Records supplied –
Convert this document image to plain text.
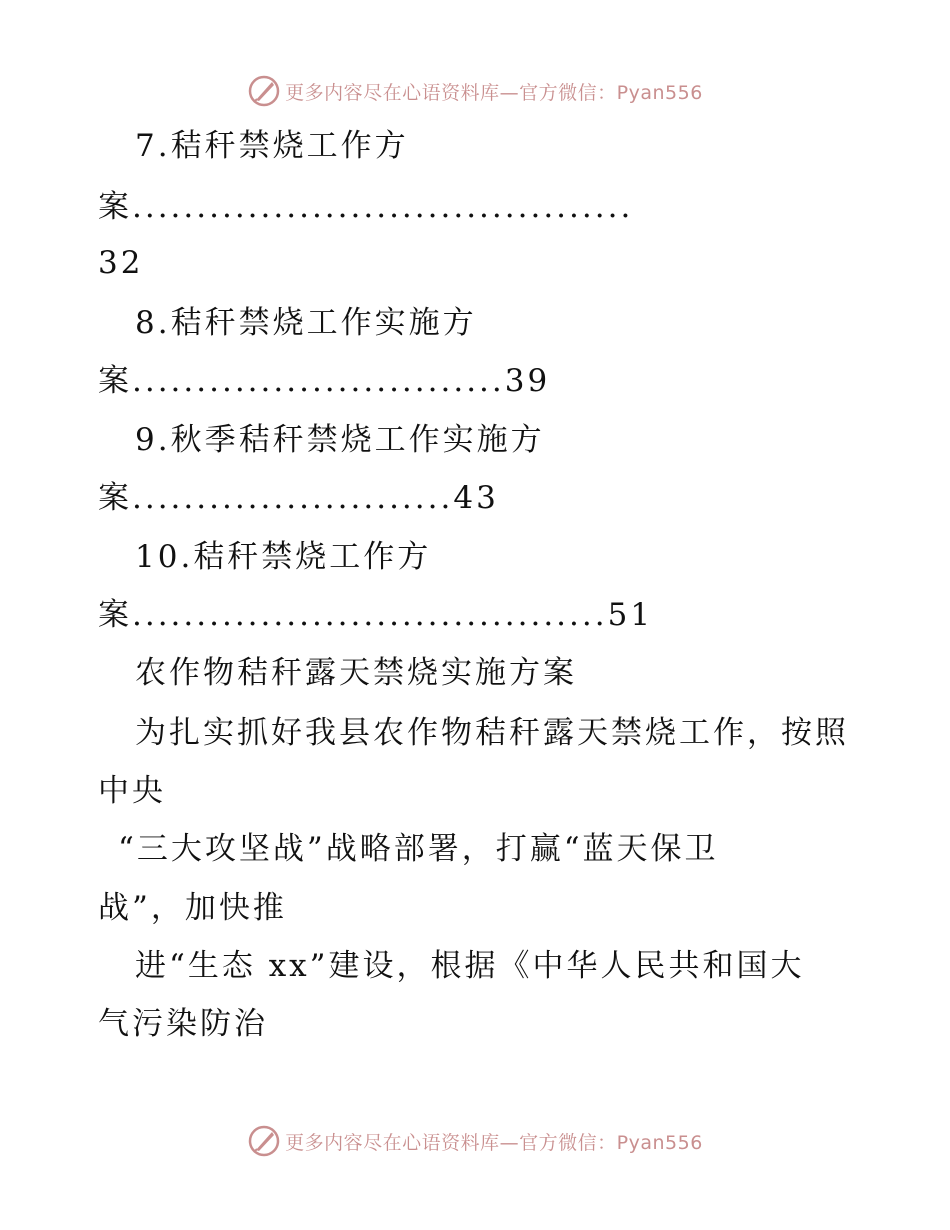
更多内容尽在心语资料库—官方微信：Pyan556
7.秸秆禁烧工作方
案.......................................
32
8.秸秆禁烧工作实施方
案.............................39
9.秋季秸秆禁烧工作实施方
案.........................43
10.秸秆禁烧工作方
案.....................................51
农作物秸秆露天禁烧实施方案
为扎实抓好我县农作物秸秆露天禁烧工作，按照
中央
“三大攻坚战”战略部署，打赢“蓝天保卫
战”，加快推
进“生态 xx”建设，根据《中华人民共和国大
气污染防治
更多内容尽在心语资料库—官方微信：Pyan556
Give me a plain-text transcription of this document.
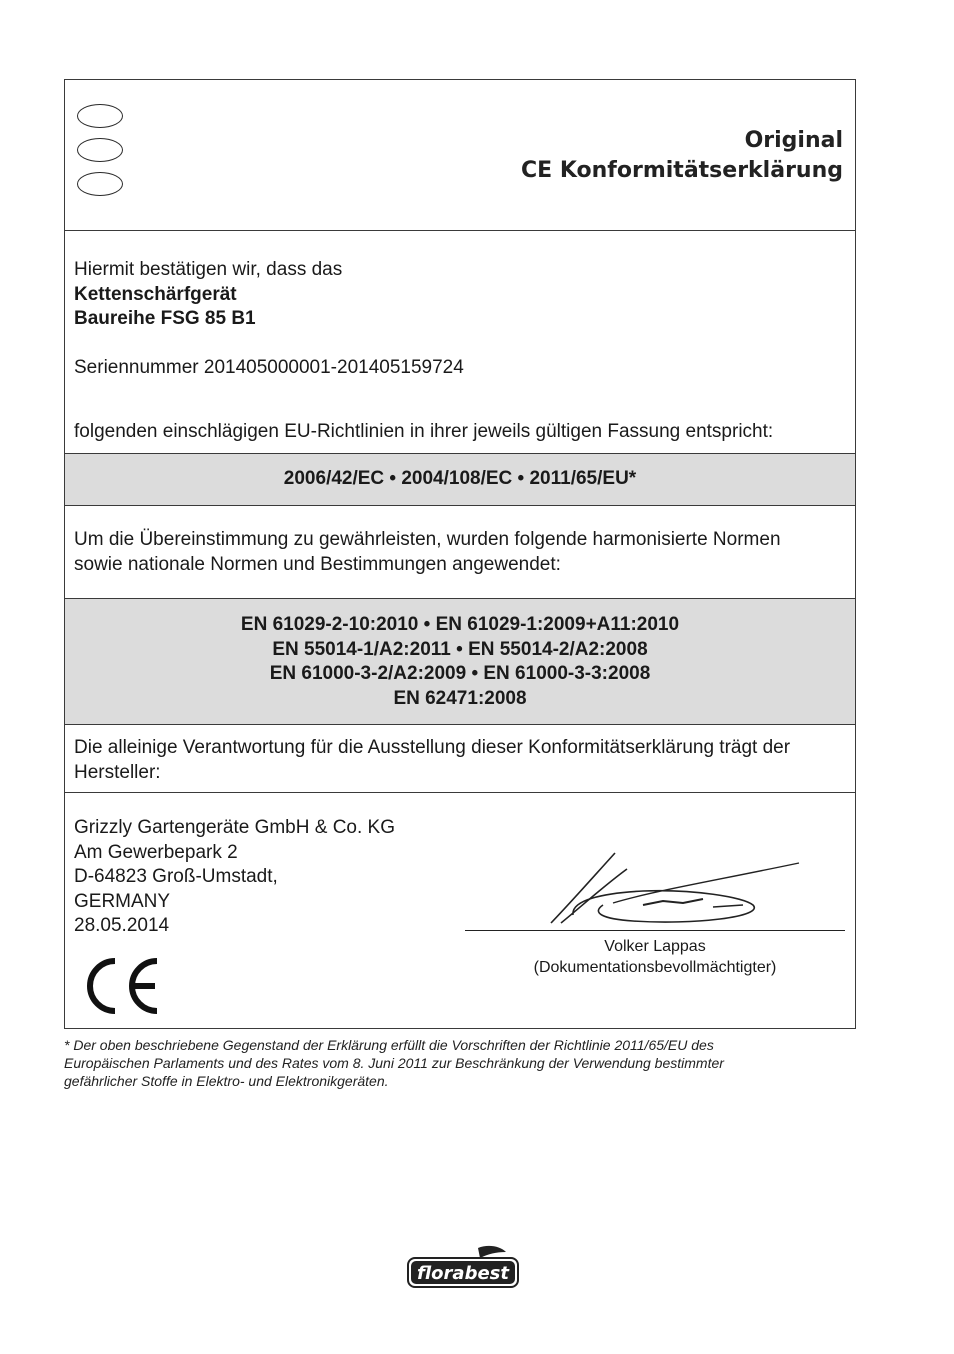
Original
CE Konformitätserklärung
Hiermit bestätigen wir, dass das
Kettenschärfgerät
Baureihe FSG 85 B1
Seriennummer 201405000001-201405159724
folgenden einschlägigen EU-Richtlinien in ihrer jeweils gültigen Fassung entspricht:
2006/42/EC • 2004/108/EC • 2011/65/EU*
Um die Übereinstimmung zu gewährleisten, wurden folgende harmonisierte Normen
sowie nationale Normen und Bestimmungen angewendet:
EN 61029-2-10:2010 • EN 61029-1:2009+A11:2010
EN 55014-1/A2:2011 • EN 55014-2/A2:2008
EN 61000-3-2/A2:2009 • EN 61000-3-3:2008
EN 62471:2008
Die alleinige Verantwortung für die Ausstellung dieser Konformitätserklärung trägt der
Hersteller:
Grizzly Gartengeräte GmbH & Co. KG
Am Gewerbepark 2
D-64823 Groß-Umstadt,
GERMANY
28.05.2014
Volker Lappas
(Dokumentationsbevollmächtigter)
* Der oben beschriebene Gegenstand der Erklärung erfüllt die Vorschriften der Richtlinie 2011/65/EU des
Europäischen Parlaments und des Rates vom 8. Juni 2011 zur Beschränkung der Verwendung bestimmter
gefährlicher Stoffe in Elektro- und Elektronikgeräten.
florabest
--
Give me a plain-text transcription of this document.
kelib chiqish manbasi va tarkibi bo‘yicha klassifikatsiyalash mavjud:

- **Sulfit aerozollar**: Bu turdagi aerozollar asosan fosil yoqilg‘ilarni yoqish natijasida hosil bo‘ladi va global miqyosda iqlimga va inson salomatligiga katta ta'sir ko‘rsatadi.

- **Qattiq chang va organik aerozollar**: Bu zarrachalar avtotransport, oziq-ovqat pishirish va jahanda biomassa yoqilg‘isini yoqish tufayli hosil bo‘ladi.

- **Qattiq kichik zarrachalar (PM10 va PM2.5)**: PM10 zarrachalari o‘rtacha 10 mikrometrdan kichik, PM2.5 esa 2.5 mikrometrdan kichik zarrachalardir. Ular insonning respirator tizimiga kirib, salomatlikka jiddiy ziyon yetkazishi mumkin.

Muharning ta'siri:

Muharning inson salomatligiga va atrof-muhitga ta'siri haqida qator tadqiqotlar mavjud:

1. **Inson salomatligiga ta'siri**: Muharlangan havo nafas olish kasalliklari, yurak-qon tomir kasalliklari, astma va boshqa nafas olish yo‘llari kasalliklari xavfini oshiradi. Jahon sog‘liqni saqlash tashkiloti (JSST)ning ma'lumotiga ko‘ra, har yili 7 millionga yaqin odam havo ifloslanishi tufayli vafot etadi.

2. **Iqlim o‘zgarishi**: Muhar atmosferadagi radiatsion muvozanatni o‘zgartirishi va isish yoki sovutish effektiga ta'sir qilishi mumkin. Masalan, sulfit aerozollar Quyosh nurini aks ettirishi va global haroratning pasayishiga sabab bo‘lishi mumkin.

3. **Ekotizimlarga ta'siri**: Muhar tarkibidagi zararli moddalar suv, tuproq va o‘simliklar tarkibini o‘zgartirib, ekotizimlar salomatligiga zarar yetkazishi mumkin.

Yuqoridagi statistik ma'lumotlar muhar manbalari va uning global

What the exercise asks – Write down the number of lines where the word "yoqilg" appears, and nothing further.

Expected answer – 2